SET TASK: Please rewrite the lines below, swapping every "of your plan" for "of your subscription" and changing nothing else. Leave the pictures out.

(Element and coordinate records)
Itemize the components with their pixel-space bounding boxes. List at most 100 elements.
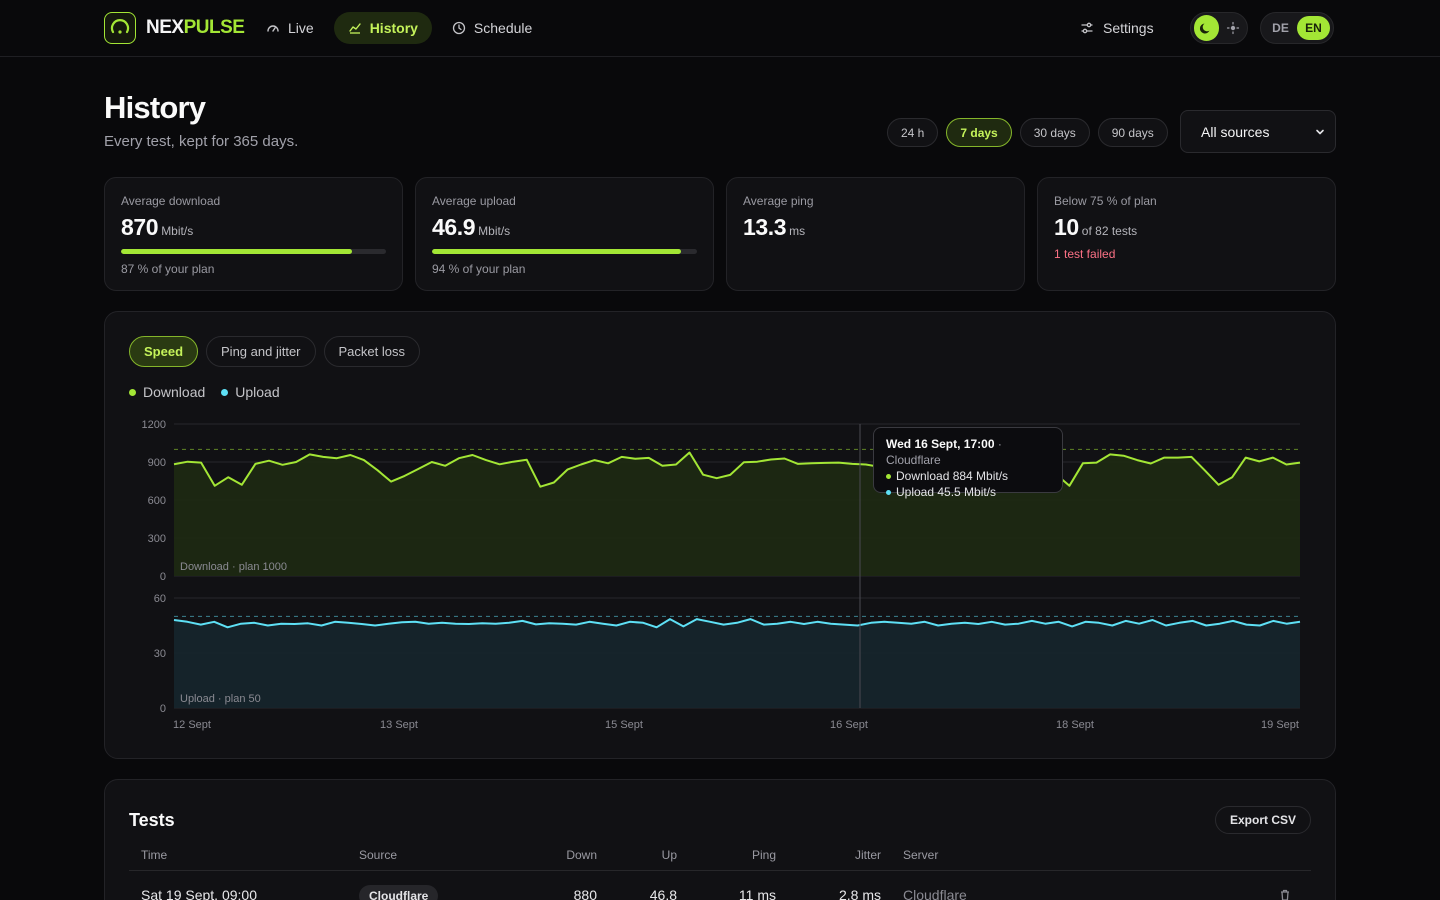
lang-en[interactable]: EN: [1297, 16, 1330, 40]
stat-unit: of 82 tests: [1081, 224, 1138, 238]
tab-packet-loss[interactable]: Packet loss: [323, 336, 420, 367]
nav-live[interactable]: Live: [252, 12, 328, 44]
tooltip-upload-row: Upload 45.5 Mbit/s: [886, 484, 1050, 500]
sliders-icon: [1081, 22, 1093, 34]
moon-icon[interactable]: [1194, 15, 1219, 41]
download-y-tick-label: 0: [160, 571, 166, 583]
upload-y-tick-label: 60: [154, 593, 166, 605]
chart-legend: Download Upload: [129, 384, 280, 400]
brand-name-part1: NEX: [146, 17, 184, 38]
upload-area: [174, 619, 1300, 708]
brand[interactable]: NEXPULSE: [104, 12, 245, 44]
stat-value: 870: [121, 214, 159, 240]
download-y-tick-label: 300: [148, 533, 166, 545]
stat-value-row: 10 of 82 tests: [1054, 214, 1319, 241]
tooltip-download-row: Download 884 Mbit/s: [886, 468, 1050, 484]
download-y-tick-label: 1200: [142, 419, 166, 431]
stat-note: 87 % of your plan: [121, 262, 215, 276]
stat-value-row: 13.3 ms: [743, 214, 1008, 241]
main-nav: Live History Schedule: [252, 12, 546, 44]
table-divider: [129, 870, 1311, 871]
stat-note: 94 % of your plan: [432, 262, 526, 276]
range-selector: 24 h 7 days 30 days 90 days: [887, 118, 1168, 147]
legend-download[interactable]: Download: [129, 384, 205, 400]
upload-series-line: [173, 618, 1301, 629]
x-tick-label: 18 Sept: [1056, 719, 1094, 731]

RESULT OF THE EXERCISE:
Itemize the components with their pixel-space bounding boxes. List at most 100 elements.
lang-en[interactable]: EN: [1297, 16, 1330, 40]
stat-unit: of 82 tests: [1081, 224, 1138, 238]
tab-packet-loss[interactable]: Packet loss: [323, 336, 420, 367]
nav-live[interactable]: Live: [252, 12, 328, 44]
tooltip-upload-row: Upload 45.5 Mbit/s: [886, 484, 1050, 500]
sliders-icon: [1081, 22, 1093, 34]
moon-icon[interactable]: [1194, 15, 1219, 41]
download-y-tick-label: 0: [160, 571, 166, 583]
upload-y-tick-label: 60: [154, 593, 166, 605]
chart-legend: Download Upload: [129, 384, 280, 400]
brand-name-part1: NEX: [146, 17, 184, 38]
upload-area: [174, 619, 1300, 708]
brand[interactable]: NEXPULSE: [104, 12, 245, 44]
stat-value: 870: [121, 214, 159, 240]
download-y-tick-label: 300: [148, 533, 166, 545]
stat-value-row: 10 of 82 tests: [1054, 214, 1319, 241]
tooltip-download-row: Download 884 Mbit/s: [886, 468, 1050, 484]
download-y-tick-label: 1200: [142, 419, 166, 431]
stat-note: 87 % of your subscription: [121, 262, 215, 276]
stat-value-row: 13.3 ms: [743, 214, 1008, 241]
main-nav: Live History Schedule: [252, 12, 546, 44]
table-divider: [129, 870, 1311, 871]
stat-note: 94 % of your subscription: [432, 262, 526, 276]
range-selector: 24 h 7 days 30 days 90 days: [887, 118, 1168, 147]
legend-download[interactable]: Download: [129, 384, 205, 400]
upload-series-line: [173, 618, 1301, 629]
x-tick-label: 18 Sept: [1056, 719, 1094, 731]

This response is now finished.